→ **Work to complete**: Make an exact copy of all the entries below, with the pictures left out.

→ **Available records**:
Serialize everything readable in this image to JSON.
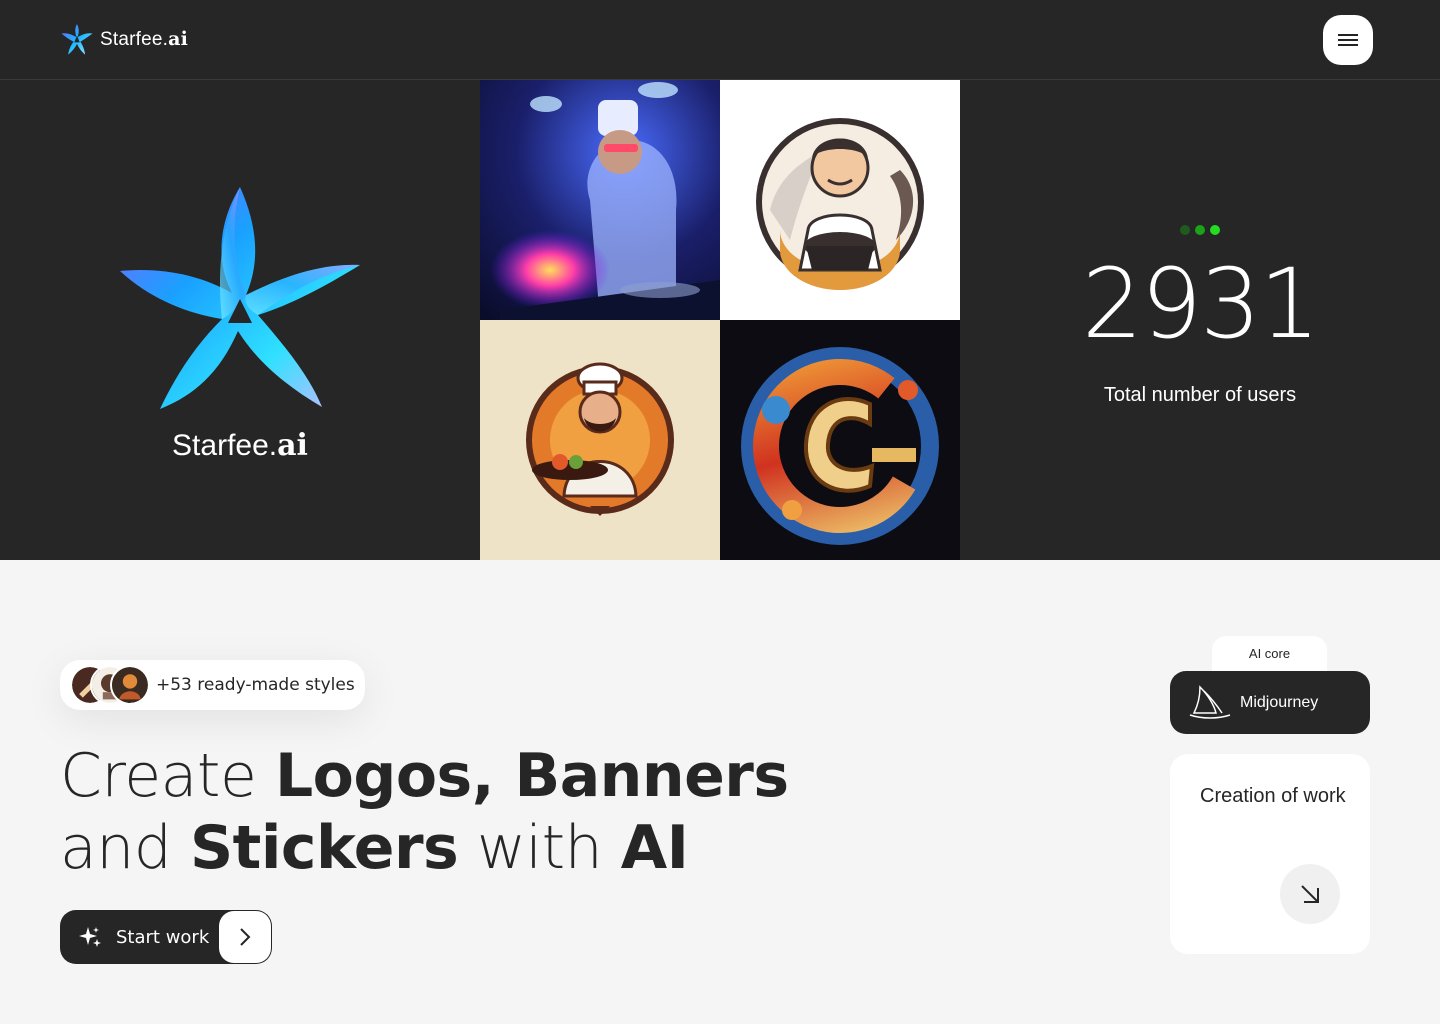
{
  "header": {
    "brand_prefix": "Starfee.",
    "brand_suffix": "ai",
    "menu_icon": "hamburger-icon"
  },
  "hero": {
    "logo_prefix": "Starfee.",
    "logo_suffix": "ai",
    "gallery": [
      {
        "name": "chef-cooking-neon"
      },
      {
        "name": "samurai-chef-logo"
      },
      {
        "name": "chef-with-bowl-logo"
      },
      {
        "name": "letter-c-ornament"
      }
    ],
    "status_dots": [
      "#1f5a1f",
      "#19a319",
      "#22dd22"
    ],
    "user_count": "2931",
    "user_caption": "Total number of users"
  },
  "styles_pill": {
    "label": "+53 ready-made styles"
  },
  "headline": {
    "w1": "Create ",
    "b1": "Logos, Banners",
    "w2": "and ",
    "b2": "Stickers",
    "w3": " with ",
    "b3": "AI"
  },
  "start_button": {
    "label": "Start work",
    "icon": "sparkle-icon",
    "arrow_icon": "chevron-right-icon"
  },
  "ai_core": {
    "tab_label": "AI core",
    "model_label": "Midjourney",
    "model_icon": "sailboat-icon"
  },
  "creation_card": {
    "title": "Creation of work",
    "icon": "arrow-down-right-icon"
  },
  "colors": {
    "dark": "#262626",
    "light_bg": "#f5f5f5",
    "white": "#ffffff"
  }
}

→ **Exercise response**:
Serialize everything readable in this image to JSON.
{
  "header": {
    "brand_prefix": "Starfee.",
    "brand_suffix": "ai",
    "menu_icon": "hamburger-icon"
  },
  "hero": {
    "logo_prefix": "Starfee.",
    "logo_suffix": "ai",
    "gallery": [
      {
        "name": "chef-cooking-neon"
      },
      {
        "name": "samurai-chef-logo"
      },
      {
        "name": "chef-with-bowl-logo"
      },
      {
        "name": "letter-c-ornament"
      }
    ],
    "status_dots": [
      "#1f5a1f",
      "#19a319",
      "#22dd22"
    ],
    "user_count": "2931",
    "user_caption": "Total number of users"
  },
  "styles_pill": {
    "label": "+53 ready-made styles"
  },
  "headline": {
    "w1": "Create ",
    "b1": "Logos, Banners",
    "w2": "and ",
    "b2": "Stickers",
    "w3": " with ",
    "b3": "AI"
  },
  "start_button": {
    "label": "Start work",
    "icon": "sparkle-icon",
    "arrow_icon": "chevron-right-icon"
  },
  "ai_core": {
    "tab_label": "AI core",
    "model_label": "Midjourney",
    "model_icon": "sailboat-icon"
  },
  "creation_card": {
    "title": "Creation of work",
    "icon": "arrow-down-right-icon"
  },
  "colors": {
    "dark": "#262626",
    "light_bg": "#f5f5f5",
    "white": "#ffffff"
  }
}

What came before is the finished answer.